• _EXERCISE DETAILS_
Print all the entries verbatim.

[Raw records]
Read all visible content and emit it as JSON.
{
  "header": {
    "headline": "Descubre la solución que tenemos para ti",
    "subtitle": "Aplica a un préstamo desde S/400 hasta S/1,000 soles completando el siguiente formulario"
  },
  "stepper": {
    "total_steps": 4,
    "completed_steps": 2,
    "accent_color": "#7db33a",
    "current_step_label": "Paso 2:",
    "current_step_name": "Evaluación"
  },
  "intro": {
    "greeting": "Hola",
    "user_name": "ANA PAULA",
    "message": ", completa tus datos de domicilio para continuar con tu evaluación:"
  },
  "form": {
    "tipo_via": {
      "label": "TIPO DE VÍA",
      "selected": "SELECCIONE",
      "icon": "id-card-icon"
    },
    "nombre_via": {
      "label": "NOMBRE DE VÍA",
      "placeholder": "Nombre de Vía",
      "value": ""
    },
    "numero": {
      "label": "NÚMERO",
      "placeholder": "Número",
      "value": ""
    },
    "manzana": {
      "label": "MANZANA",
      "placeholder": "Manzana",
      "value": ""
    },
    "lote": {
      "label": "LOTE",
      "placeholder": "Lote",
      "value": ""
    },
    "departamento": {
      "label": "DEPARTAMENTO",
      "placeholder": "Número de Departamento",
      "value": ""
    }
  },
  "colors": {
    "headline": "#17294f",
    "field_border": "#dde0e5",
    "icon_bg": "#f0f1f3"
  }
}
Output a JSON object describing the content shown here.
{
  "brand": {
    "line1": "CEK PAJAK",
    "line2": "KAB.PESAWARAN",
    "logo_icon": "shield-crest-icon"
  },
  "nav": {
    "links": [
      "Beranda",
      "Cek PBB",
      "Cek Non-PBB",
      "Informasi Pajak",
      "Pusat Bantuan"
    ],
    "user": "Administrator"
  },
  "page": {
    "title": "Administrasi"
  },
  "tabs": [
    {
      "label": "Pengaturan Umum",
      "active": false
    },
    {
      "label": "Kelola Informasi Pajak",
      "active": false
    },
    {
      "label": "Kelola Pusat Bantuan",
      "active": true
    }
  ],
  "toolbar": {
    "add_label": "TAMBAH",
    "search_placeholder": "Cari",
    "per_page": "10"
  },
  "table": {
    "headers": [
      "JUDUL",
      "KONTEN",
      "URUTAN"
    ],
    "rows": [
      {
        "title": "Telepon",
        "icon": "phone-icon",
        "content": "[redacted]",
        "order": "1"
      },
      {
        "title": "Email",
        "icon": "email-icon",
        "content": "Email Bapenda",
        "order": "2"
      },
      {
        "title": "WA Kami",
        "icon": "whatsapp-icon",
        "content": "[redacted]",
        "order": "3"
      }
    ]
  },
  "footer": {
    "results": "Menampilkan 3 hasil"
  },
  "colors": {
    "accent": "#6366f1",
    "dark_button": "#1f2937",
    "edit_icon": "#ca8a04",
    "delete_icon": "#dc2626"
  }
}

• _EXERCISE OUTPUT_
Read all visible content and emit it as JSON.
{
  "header": {
    "headline": "Descubre la solución que tenemos para ti",
    "subtitle": "Aplica a un préstamo desde S/400 hasta S/1,000 soles completando el siguiente formulario"
  },
  "stepper": {
    "total_steps": 4,
    "completed_steps": 2,
    "accent_color": "#7db33a",
    "current_step_label": "Paso 2:",
    "current_step_name": "Evaluación"
  },
  "intro": {
    "greeting": "Hola",
    "user_name": "ANA PAULA",
    "message": ", completa tus datos de domicilio para continuar con tu evaluación:"
  },
  "form": {
    "tipo_via": {
      "label": "TIPO DE VÍA",
      "selected": "SELECCIONE",
      "icon": "id-card-icon"
    },
    "nombre_via": {
      "label": "NOMBRE DE VÍA",
      "placeholder": "Nombre de Vía",
      "value": ""
    },
    "numero": {
      "label": "NÚMERO",
      "placeholder": "Número",
      "value": ""
    },
    "manzana": {
      "label": "MANZANA",
      "placeholder": "Manzana",
      "value": ""
    },
    "lote": {
      "label": "LOTE",
      "placeholder": "Lote",
      "value": ""
    },
    "departamento": {
      "label": "DEPARTAMENTO",
      "placeholder": "Número de Departamento",
      "value": ""
    }
  },
  "colors": {
    "headline": "#17294f",
    "field_border": "#dde0e5",
    "icon_bg": "#f0f1f3"
  }
}
Output a JSON object describing the content shown here.
{
  "brand": {
    "line1": "CEK PAJAK",
    "line2": "KAB.PESAWARAN",
    "logo_icon": "shield-crest-icon"
  },
  "nav": {
    "links": [
      "Beranda",
      "Cek PBB",
      "Cek Non-PBB",
      "Informasi Pajak",
      "Pusat Bantuan"
    ],
    "user": "Administrator"
  },
  "page": {
    "title": "Administrasi"
  },
  "tabs": [
    {
      "label": "Pengaturan Umum",
      "active": false
    },
    {
      "label": "Kelola Informasi Pajak",
      "active": false
    },
    {
      "label": "Kelola Pusat Bantuan",
      "active": true
    }
  ],
  "toolbar": {
    "add_label": "TAMBAH",
    "search_placeholder": "Cari",
    "per_page": "10"
  },
  "table": {
    "headers": [
      "JUDUL",
      "KONTEN",
      "URUTAN"
    ],
    "rows": [
      {
        "title": "Telepon",
        "icon": "phone-icon",
        "content": "[redacted]",
        "order": "1"
      },
      {
        "title": "Email",
        "icon": "email-icon",
        "content": "Email Bapenda",
        "order": "2"
      },
      {
        "title": "WA Kami",
        "icon": "whatsapp-icon",
        "content": "[redacted]",
        "order": "3"
      }
    ]
  },
  "footer": {
    "results": "Menampilkan 3 hasil"
  },
  "colors": {
    "accent": "#6366f1",
    "dark_button": "#1f2937",
    "edit_icon": "#ca8a04",
    "delete_icon": "#dc2626"
  }
}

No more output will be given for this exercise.